Task statement: Copy every line from the records that holds the word "available".

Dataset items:
________________________
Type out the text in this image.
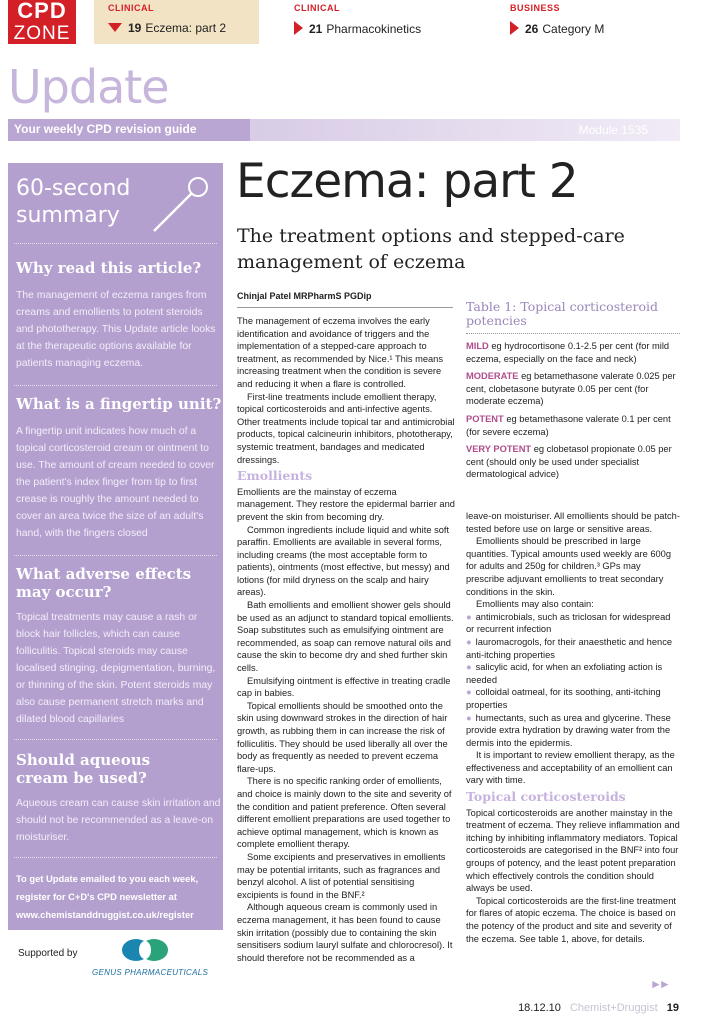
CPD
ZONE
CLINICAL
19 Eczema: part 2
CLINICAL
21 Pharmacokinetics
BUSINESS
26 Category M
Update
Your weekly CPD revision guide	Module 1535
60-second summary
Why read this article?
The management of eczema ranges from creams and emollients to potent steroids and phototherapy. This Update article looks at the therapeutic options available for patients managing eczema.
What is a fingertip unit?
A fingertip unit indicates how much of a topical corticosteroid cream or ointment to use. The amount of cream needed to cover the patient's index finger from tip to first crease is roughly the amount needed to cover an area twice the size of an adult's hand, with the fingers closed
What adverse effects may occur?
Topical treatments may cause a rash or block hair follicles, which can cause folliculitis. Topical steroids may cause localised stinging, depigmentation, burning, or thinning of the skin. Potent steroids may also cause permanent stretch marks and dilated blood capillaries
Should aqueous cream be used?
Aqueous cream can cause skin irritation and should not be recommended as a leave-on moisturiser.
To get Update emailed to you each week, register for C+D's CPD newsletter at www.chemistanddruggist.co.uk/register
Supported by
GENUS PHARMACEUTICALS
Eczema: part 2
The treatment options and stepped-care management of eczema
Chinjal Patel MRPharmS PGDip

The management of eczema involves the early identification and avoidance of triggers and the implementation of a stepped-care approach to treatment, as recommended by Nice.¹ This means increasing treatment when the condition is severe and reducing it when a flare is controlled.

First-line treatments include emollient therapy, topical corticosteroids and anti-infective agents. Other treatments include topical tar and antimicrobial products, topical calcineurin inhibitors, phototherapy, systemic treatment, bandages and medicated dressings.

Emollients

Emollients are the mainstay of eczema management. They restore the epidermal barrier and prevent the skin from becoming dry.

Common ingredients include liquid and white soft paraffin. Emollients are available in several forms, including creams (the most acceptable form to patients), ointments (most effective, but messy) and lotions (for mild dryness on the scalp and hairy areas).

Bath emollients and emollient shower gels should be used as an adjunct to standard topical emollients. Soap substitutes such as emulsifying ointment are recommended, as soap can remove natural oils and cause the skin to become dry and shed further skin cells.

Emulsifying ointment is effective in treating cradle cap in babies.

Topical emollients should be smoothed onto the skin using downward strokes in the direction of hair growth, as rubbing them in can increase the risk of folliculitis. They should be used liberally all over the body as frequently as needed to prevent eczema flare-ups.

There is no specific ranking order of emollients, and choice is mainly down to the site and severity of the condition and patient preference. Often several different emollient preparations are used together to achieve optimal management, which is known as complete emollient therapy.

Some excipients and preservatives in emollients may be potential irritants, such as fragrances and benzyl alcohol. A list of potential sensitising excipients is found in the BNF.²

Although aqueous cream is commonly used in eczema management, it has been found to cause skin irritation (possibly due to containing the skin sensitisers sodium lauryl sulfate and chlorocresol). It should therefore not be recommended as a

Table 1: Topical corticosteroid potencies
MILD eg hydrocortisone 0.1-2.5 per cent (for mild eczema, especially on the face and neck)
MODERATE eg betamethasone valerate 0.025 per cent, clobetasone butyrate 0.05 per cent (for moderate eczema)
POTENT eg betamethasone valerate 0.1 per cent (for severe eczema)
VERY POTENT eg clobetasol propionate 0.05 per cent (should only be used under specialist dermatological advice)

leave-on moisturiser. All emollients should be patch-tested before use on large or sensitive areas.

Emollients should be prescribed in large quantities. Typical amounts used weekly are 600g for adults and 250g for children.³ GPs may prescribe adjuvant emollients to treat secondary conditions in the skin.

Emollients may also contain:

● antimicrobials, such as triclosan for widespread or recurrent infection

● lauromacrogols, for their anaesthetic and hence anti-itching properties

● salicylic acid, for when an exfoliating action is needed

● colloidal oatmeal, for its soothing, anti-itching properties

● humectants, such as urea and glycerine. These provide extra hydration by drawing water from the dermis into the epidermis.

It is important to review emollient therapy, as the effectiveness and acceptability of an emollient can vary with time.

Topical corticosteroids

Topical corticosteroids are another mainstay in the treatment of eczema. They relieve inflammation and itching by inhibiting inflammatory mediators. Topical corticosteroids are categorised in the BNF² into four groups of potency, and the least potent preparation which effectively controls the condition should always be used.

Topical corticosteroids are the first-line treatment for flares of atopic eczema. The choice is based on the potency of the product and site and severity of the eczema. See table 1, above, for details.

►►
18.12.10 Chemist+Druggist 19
________________________
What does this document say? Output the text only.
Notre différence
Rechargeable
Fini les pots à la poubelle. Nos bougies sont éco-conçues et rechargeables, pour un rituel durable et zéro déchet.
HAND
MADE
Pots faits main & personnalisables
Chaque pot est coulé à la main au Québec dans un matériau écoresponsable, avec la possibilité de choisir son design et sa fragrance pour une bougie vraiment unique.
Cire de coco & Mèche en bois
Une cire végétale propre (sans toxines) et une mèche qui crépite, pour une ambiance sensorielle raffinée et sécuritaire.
________________________
Response box:
The management of eczema ranges from creams and emollients to potent steroids and phototherapy. This Update article looks at the therapeutic options available for patients managing eczema.
Common ingredients include liquid and white soft paraffin. Emollients are available in several forms, including creams (the most acceptable form to patients), ointments (most effective, but messy) and lotions (for mild dryness on the scalp and hairy areas).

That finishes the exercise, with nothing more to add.